Stored data ->
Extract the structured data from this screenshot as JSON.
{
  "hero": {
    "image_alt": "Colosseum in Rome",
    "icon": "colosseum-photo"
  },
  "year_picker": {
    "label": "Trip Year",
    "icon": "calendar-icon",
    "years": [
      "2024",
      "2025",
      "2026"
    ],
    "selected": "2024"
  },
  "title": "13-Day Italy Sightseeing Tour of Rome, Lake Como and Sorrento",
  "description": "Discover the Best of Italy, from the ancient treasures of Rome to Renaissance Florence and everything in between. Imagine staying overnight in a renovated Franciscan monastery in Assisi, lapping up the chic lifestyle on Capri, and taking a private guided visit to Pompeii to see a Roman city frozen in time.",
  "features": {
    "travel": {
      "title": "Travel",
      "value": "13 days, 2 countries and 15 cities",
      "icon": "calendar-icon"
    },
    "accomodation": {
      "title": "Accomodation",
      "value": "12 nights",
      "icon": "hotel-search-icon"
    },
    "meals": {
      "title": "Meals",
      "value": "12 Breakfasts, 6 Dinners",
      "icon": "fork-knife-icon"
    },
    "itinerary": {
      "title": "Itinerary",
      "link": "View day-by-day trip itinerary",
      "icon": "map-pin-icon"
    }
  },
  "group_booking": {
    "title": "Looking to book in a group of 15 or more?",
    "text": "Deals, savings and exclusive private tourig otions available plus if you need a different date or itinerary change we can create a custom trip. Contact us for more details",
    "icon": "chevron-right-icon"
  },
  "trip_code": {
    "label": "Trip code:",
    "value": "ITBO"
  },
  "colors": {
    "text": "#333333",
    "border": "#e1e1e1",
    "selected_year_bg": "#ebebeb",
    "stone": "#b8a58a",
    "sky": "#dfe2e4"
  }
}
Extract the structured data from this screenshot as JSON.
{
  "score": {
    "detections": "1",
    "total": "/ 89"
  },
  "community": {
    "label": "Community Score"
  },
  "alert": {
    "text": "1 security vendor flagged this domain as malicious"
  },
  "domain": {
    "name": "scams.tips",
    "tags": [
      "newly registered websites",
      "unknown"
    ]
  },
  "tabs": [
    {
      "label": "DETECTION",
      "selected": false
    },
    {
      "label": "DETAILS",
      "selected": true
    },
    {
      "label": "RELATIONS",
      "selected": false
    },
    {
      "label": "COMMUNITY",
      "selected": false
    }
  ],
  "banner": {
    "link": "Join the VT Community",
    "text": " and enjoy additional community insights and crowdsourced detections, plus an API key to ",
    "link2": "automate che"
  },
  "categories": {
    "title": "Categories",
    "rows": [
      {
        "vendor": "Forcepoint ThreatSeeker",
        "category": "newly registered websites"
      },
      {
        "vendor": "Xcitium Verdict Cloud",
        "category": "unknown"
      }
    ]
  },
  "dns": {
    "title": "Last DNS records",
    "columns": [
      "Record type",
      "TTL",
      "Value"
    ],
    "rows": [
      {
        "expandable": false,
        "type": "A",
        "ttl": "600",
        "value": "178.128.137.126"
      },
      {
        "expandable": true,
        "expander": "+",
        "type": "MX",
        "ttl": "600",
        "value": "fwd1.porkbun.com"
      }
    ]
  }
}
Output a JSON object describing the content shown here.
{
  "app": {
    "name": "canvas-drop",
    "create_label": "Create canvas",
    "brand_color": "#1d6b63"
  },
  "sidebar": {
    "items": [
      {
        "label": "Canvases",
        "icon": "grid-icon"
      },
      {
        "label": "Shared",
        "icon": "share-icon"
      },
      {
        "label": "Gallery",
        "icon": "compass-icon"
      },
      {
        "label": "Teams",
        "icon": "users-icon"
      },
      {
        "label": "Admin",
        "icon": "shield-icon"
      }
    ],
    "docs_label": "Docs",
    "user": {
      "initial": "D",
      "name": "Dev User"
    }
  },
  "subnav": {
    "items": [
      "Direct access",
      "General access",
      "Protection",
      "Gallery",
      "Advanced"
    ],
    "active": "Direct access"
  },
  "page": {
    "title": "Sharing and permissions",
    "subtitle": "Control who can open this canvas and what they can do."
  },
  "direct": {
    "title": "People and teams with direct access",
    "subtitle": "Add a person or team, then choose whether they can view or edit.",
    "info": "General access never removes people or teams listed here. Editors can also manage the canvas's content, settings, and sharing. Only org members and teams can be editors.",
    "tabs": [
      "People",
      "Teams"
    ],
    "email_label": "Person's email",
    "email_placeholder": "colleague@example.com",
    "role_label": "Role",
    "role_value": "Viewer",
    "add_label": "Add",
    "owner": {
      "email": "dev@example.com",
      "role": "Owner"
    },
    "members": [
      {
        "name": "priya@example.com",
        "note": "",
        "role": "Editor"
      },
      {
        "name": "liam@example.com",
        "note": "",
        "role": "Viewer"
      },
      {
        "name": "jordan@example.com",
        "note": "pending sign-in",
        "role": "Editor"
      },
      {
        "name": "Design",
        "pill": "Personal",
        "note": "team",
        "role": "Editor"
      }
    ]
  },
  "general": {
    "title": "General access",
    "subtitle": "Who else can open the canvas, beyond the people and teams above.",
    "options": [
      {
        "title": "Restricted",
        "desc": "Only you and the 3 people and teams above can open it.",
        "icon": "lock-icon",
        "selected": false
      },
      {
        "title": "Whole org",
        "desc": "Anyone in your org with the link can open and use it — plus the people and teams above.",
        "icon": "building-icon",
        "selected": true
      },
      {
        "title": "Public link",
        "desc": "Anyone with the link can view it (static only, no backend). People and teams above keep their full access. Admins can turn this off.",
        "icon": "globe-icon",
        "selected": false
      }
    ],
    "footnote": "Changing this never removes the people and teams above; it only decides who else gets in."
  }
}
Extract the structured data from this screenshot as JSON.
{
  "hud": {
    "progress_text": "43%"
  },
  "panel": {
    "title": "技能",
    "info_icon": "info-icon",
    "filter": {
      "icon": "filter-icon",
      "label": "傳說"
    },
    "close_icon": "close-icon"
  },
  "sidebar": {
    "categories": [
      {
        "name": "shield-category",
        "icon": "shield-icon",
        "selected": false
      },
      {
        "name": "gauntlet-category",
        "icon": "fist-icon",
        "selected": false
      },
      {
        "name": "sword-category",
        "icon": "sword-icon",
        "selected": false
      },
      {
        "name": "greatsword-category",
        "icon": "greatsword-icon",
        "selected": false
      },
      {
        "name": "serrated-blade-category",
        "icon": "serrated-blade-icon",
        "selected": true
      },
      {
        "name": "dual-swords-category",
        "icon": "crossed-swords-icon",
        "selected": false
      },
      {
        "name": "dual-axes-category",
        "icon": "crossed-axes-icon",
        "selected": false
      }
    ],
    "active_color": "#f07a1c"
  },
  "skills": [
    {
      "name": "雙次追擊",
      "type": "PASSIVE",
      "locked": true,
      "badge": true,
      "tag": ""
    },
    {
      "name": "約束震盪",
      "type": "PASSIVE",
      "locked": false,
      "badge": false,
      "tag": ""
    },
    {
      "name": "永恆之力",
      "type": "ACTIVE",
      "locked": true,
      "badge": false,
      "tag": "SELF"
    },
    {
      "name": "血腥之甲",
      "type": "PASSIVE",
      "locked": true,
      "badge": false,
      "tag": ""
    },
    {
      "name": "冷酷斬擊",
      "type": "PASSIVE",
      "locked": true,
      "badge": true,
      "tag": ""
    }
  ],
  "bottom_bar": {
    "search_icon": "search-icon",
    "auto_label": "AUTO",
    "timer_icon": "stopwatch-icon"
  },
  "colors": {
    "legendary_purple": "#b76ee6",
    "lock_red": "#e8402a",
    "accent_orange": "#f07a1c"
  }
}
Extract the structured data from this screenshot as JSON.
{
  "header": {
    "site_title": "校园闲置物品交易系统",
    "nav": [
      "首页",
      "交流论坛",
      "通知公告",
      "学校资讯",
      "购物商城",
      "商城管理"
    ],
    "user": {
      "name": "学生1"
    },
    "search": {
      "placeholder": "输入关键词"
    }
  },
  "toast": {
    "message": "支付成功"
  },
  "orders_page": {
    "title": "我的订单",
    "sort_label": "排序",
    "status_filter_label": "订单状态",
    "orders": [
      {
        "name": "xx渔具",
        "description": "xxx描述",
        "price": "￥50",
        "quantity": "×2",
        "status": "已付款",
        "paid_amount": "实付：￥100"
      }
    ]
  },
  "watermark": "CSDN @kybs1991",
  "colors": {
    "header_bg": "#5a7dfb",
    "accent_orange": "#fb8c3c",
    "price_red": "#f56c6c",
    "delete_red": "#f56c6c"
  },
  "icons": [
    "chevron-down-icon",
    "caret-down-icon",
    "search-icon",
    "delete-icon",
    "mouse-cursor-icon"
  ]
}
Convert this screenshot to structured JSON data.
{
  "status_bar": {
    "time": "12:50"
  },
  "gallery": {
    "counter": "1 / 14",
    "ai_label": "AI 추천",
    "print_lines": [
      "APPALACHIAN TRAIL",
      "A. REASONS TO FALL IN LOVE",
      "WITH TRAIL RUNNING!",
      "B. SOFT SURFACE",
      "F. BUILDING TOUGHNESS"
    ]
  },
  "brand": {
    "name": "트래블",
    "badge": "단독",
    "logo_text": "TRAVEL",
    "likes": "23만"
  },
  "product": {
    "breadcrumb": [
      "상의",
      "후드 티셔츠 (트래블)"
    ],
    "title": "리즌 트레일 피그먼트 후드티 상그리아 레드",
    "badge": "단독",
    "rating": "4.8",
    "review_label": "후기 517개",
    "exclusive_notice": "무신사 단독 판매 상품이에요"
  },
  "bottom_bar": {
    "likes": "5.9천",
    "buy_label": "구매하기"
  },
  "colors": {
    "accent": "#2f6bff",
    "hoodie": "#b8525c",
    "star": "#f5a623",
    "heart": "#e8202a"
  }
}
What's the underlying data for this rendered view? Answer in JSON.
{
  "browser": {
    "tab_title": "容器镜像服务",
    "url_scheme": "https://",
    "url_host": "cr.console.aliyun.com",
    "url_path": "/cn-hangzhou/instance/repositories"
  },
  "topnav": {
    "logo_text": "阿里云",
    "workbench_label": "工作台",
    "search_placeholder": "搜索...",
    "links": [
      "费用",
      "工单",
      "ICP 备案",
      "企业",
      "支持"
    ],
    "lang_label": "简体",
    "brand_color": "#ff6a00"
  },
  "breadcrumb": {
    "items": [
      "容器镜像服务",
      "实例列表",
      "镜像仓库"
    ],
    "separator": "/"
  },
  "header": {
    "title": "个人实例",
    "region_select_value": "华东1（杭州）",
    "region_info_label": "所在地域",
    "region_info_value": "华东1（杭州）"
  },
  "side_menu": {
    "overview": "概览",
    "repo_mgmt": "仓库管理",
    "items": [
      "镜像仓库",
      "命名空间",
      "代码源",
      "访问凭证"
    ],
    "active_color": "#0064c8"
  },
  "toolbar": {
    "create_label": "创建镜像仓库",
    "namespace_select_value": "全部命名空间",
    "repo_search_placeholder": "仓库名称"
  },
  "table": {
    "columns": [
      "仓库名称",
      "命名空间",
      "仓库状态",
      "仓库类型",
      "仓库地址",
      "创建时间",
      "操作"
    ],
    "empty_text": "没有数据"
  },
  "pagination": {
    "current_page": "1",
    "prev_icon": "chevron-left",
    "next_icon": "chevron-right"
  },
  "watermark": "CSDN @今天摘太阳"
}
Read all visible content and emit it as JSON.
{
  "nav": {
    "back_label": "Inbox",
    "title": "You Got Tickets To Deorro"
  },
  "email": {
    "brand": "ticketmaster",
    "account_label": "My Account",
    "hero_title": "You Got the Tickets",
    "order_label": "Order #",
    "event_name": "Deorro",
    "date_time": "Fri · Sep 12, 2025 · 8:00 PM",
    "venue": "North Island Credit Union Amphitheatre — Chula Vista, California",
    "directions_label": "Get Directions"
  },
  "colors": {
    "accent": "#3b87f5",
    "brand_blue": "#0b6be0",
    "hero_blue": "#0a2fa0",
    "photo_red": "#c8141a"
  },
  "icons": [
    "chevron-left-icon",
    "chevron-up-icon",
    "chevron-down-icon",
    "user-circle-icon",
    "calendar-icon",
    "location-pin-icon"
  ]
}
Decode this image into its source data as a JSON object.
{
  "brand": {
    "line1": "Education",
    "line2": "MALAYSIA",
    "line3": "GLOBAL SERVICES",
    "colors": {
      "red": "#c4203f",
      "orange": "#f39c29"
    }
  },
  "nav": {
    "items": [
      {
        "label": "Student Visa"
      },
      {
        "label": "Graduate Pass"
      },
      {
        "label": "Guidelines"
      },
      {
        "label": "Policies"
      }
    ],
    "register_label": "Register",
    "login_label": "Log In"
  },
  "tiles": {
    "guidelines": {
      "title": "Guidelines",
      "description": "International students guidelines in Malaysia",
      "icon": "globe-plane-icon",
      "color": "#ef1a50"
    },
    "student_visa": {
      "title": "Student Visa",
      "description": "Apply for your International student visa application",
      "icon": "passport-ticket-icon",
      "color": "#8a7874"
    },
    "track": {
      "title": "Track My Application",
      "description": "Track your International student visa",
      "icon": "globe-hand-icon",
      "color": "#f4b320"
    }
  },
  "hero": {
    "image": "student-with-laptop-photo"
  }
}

Task prompt -> Extract every line containing the string "category" from the data above.

Answer in full ->
        "category": "newly registered websites"
        "category": "unknown"
        "name": "shield-category",
        "name": "gauntlet-category",
        "name": "sword-category",
        "name": "greatsword-category",
        "name": "serrated-blade-category",
        "name": "dual-swords-category",
        "name": "dual-axes-category",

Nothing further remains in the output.